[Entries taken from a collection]
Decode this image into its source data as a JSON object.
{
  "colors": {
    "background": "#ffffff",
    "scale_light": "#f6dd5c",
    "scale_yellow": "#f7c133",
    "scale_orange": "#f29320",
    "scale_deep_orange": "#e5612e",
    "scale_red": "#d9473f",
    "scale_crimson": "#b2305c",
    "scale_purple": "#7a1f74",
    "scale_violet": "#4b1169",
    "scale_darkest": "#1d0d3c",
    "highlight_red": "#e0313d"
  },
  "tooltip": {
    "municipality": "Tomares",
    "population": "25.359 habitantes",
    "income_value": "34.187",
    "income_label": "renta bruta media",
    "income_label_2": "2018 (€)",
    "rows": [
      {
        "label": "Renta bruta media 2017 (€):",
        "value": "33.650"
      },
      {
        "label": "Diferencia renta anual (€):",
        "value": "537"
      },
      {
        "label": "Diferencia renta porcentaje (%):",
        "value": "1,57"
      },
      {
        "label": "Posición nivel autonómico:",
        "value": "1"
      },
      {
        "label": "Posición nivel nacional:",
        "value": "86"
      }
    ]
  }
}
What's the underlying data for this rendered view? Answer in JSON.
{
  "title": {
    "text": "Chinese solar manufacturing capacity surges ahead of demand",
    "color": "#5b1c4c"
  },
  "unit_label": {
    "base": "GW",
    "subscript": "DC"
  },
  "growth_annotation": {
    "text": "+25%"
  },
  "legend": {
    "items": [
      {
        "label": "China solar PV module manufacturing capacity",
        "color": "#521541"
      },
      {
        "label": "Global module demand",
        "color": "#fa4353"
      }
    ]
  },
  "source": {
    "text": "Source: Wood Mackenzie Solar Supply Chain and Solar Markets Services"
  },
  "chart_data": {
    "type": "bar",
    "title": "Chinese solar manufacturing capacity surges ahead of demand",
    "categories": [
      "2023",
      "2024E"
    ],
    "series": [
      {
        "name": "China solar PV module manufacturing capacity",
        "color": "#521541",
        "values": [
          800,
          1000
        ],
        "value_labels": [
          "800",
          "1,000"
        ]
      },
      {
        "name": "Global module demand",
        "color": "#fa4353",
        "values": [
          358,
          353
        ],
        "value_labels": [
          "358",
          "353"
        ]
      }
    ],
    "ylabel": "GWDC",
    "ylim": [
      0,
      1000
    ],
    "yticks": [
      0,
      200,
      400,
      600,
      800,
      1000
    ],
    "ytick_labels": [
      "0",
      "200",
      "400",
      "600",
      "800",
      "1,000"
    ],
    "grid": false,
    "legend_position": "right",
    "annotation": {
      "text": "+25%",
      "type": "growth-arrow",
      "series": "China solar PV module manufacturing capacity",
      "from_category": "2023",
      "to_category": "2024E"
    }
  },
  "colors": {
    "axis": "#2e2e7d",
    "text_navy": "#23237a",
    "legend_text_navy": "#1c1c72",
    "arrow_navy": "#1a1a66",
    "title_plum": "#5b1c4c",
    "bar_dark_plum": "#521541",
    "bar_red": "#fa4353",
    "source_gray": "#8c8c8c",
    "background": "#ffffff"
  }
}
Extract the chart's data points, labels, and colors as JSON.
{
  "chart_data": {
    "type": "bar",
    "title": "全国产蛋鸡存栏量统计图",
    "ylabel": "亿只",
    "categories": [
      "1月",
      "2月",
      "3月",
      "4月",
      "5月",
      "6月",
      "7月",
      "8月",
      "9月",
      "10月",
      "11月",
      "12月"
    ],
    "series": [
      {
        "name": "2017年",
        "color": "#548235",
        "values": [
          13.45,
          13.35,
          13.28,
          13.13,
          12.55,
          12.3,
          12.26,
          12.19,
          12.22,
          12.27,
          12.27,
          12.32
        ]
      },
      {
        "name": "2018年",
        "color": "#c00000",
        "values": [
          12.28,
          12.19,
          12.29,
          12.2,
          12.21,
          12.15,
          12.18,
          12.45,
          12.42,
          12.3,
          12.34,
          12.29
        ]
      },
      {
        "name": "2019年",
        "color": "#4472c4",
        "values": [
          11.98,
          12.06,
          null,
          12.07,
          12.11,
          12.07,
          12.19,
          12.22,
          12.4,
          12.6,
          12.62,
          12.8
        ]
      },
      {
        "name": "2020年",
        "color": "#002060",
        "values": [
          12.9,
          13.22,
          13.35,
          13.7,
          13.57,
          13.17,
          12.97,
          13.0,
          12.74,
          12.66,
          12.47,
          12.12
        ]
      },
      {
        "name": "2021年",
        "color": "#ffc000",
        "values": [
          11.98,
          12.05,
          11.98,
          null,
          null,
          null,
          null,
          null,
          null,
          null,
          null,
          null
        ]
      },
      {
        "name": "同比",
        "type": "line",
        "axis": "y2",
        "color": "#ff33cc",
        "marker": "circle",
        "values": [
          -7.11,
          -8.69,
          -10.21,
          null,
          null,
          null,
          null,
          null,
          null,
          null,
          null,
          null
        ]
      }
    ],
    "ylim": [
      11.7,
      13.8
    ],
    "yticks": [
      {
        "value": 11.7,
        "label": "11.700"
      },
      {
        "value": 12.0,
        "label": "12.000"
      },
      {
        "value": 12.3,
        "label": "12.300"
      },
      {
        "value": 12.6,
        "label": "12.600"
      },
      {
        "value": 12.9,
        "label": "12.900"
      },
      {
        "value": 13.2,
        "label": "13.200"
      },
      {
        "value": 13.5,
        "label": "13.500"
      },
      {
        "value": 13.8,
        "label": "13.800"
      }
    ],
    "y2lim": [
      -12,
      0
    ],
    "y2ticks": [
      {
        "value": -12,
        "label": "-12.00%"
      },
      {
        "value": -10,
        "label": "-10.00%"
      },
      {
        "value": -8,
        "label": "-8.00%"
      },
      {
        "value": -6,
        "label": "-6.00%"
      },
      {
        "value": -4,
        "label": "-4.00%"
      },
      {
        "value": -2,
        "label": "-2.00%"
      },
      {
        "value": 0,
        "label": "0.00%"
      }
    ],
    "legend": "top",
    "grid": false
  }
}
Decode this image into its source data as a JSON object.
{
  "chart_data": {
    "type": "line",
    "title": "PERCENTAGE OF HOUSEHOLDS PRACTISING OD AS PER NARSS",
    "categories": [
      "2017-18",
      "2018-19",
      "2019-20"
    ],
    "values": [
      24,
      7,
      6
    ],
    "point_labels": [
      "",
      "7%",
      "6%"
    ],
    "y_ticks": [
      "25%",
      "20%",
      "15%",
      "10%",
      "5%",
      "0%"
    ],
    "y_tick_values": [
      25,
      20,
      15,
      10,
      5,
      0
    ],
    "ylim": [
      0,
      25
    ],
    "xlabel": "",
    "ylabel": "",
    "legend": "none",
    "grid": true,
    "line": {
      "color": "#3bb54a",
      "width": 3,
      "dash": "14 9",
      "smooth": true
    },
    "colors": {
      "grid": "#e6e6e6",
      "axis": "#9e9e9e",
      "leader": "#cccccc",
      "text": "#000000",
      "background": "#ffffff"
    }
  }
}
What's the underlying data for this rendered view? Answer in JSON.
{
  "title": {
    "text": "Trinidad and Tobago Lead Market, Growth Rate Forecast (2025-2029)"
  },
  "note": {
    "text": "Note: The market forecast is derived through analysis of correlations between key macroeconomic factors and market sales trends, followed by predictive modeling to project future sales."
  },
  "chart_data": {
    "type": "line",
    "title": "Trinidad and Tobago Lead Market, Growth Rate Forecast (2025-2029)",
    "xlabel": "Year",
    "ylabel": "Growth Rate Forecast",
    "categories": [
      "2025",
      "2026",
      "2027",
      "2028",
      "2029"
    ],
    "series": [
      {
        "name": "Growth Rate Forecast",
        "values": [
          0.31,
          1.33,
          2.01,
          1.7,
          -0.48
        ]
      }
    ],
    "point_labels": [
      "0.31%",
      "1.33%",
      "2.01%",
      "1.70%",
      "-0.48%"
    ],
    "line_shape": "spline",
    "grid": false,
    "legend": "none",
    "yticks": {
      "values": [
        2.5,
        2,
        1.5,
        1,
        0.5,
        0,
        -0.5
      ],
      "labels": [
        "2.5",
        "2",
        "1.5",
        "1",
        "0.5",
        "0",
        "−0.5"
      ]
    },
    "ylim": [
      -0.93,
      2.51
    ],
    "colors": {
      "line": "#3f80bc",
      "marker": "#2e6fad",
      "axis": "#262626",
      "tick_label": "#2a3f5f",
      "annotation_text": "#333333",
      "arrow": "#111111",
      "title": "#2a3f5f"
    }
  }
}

#### Description of the task
Track down the lines that include the word "Diferencia" and copy them.

#### Response below
        "label": "Diferencia renta anual (€):",
        "label": "Diferencia renta porcentaje (%):",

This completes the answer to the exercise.